- [Extract]
-------------------------

The responsibility (and cost) of wielding influence with empathy


28/12/2025

Michelle Singer Reiner and Robert Reiner posing at an event.

Rap star Nicki Minaj officially joined the ranks of MAGA during Turning Point USA’s America Fest convention. Accompanying Charlie Kirk’s widow Erika onstage, she heaped extravagant praise upon President Donald Trump and Vice President JD Vance. Not so long ago, Minaj was heartily critical of Trump, particularly in response to his attitude towards immigrants; then, during the pandemic, she began spouting anti-vaccination rhetoric—an indicator for the descent into an alt-right grifting career. While Minaj following this path isn’t totally surprising, listening to her dub Trump as a “dashing, handsome […] role model” was not on my 2025 Bingo Card.

-------------------------

- [Exercise description] Please continue the article about wielding influence with empathy, starting right after its last sentence.

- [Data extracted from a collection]
-------------------------

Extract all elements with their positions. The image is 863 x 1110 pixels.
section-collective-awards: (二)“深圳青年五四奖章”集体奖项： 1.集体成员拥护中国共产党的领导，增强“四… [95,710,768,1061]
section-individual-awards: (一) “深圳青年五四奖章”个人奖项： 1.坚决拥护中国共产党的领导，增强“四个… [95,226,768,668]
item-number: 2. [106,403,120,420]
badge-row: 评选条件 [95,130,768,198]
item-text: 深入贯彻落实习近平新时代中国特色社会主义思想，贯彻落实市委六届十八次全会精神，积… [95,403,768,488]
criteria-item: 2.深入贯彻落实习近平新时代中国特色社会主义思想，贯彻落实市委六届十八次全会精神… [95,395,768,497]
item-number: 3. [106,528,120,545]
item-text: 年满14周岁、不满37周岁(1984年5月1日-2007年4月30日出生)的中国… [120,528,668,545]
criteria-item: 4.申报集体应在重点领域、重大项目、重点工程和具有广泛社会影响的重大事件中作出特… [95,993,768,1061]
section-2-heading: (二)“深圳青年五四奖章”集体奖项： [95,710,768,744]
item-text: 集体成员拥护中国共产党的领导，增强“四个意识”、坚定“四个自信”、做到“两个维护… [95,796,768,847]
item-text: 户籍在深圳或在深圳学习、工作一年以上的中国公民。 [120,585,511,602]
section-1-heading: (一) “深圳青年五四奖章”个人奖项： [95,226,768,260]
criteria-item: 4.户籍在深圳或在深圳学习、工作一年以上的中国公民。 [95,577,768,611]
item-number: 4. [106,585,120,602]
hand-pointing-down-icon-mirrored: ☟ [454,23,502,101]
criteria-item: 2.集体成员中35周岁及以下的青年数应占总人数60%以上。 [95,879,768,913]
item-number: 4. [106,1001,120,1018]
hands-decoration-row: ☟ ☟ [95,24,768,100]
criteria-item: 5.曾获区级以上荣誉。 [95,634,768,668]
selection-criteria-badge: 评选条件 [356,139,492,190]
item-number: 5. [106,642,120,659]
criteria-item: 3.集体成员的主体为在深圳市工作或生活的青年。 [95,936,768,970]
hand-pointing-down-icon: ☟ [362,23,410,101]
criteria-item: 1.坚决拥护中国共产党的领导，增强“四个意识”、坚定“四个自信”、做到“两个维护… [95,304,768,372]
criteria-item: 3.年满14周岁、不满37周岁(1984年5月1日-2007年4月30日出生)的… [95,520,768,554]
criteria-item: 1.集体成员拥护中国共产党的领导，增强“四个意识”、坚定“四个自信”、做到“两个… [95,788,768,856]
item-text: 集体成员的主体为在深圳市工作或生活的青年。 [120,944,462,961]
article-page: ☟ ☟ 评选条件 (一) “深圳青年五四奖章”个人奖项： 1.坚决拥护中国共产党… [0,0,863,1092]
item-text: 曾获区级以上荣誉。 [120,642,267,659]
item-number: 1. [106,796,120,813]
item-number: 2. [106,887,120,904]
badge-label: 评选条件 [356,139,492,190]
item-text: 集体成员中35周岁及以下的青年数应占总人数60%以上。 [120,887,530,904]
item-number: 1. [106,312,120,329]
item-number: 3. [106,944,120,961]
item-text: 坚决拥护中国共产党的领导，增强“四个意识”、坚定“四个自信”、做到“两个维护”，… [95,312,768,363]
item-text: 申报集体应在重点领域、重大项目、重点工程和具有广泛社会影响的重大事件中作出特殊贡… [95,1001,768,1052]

-------------------------

- [Answer box]
Many online have—probably accurately—designated this as Certified Broke Behavior. Some have posited that she’s cosying up to the Tangerine Man in the hopes he will pardon her husband for crimes including attempted rape and failure to register as a sex offender. It’s shudder-inducing to watch anyone fawn over Trump, and the sheer transparency of it is cringeworthy. Even worse is that he laps it up. Trump, a man who ought to operate with a modicum of class and decency and sophistication—as any President should—preens and poses and rewards loyalty of any kind with oily words and metaphorical head-pats. He doesn’t even care if loyalty and praise stems from an authentic place. What he expects is a bend of the knee and a toe of the line. Bend to his power and submit to his regime, and you’re in with MAGA.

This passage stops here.